— begin Data provided —

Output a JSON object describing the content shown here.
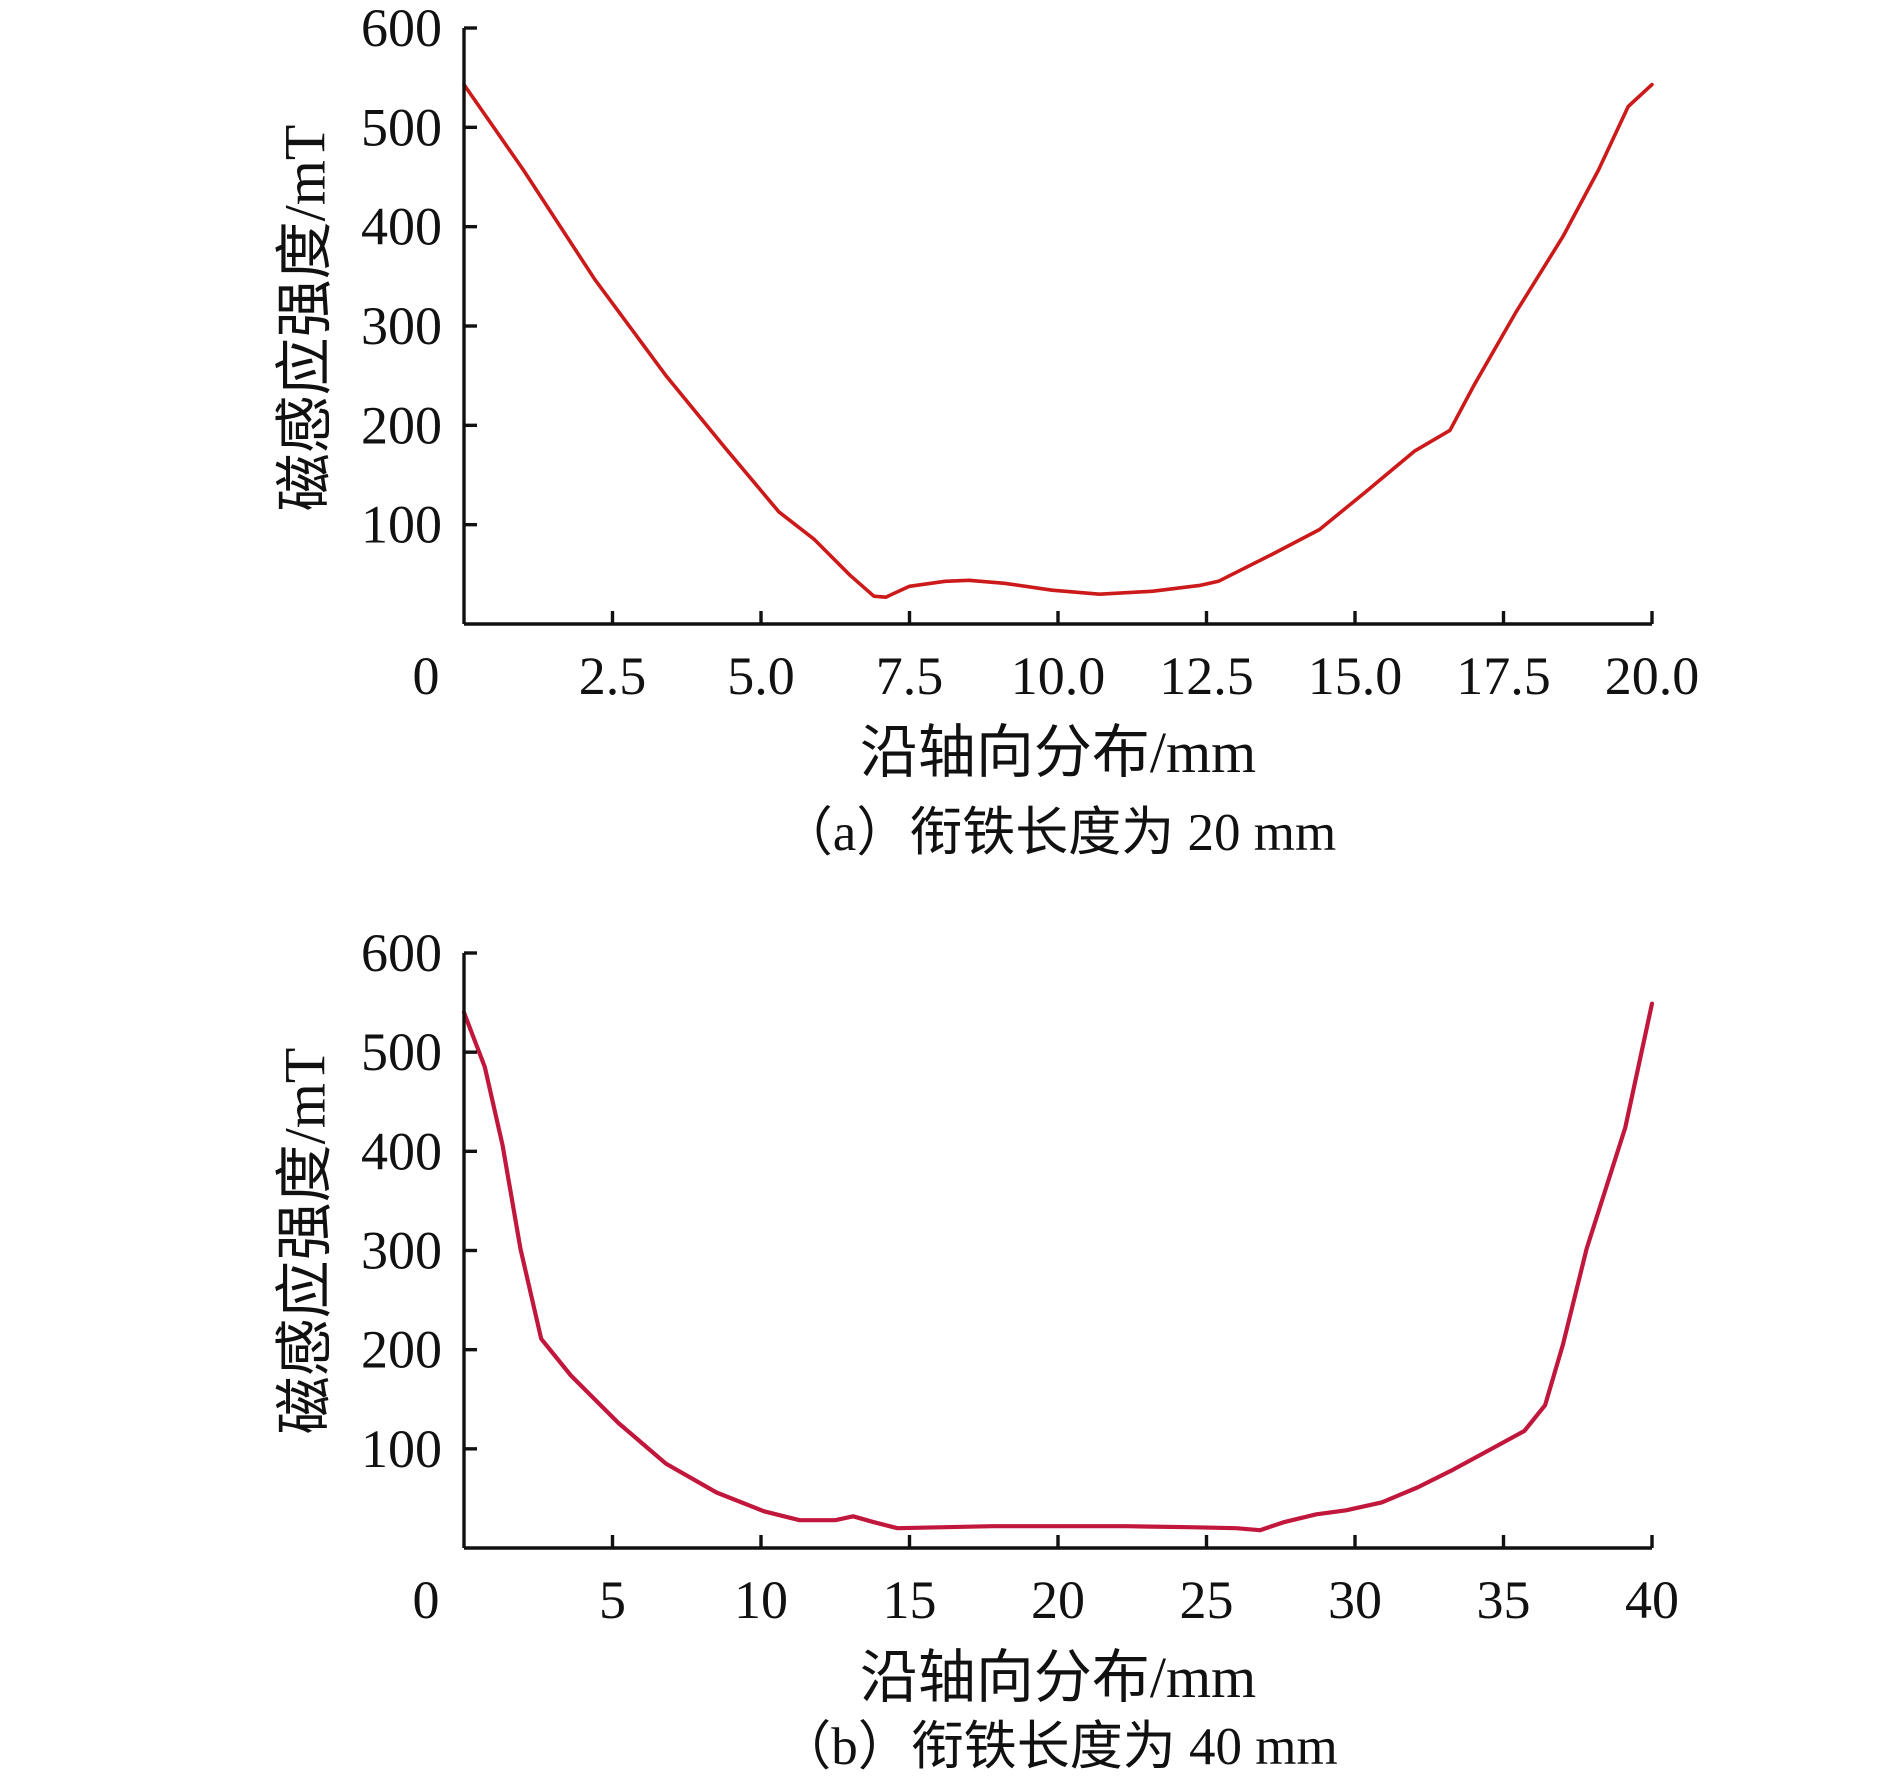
{
  "chart_data": [
    {
      "type": "line",
      "caption": "（a）衔铁长度为 20 mm",
      "xlabel": "沿轴向分布/mm",
      "ylabel": "磁感应强度/mT",
      "origin_label": "0",
      "xlim": [
        0,
        20
      ],
      "ylim": [
        0,
        600
      ],
      "x_ticks": [
        2.5,
        5.0,
        7.5,
        10.0,
        12.5,
        15.0,
        17.5,
        20.0
      ],
      "x_tick_labels": [
        "2.5",
        "5.0",
        "7.5",
        "10.0",
        "12.5",
        "15.0",
        "17.5",
        "20.0"
      ],
      "y_ticks": [
        100,
        200,
        300,
        400,
        500,
        600
      ],
      "y_tick_labels": [
        "100",
        "200",
        "300",
        "400",
        "500",
        "600"
      ],
      "grid": false,
      "line_color": "#cc1a1a",
      "series": [
        {
          "x": [
            0,
            1.0,
            2.2,
            3.4,
            4.4,
            5.3,
            5.9,
            6.5,
            6.9,
            7.1,
            7.5,
            8.1,
            8.5,
            9.1,
            9.9,
            10.7,
            11.6,
            12.4,
            12.7,
            13.6,
            14.4,
            15.2,
            16.0,
            16.6,
            17.0,
            17.7,
            18.5,
            19.1,
            19.6,
            20.0
          ],
          "y": [
            543,
            457,
            347,
            250,
            177,
            113,
            85,
            49,
            28,
            27,
            38,
            43,
            44,
            41,
            34,
            30,
            33,
            39,
            43,
            70,
            95,
            134,
            174,
            195,
            240,
            313,
            390,
            457,
            521,
            543
          ]
        }
      ]
    },
    {
      "type": "line",
      "caption": "（b）衔铁长度为 40 mm",
      "xlabel": "沿轴向分布/mm",
      "ylabel": "磁感应强度/mT",
      "origin_label": "0",
      "xlim": [
        0,
        40
      ],
      "ylim": [
        0,
        600
      ],
      "x_ticks": [
        5,
        10,
        15,
        20,
        25,
        30,
        35,
        40
      ],
      "x_tick_labels": [
        "5",
        "10",
        "15",
        "20",
        "25",
        "30",
        "35",
        "40"
      ],
      "y_ticks": [
        100,
        200,
        300,
        400,
        500,
        600
      ],
      "y_tick_labels": [
        "100",
        "200",
        "300",
        "400",
        "500",
        "600"
      ],
      "grid": false,
      "line_color": "#c2173c",
      "series": [
        {
          "x": [
            0,
            0.7,
            1.3,
            1.9,
            2.6,
            3.6,
            5.2,
            6.8,
            8.5,
            10.1,
            11.3,
            12.5,
            13.1,
            13.8,
            14.6,
            16.2,
            17.8,
            19.9,
            22.3,
            24.4,
            26.0,
            26.8,
            27.6,
            28.7,
            29.7,
            30.9,
            32.1,
            33.3,
            34.6,
            35.7,
            36.4,
            37.0,
            37.8,
            39.1,
            40.0
          ],
          "y": [
            540,
            485,
            406,
            302,
            211,
            174,
            126,
            85,
            56,
            37,
            28,
            28,
            32,
            26,
            20,
            21,
            22,
            22,
            22,
            21,
            20,
            18,
            26,
            34,
            38,
            46,
            61,
            79,
            100,
            118,
            144,
            205,
            302,
            424,
            549
          ]
        }
      ]
    }
  ]
}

— end Data provided —

## Instructions for the task
Give the count of lines that hold the word "caption", with nothing added.

## Result for this exercise
2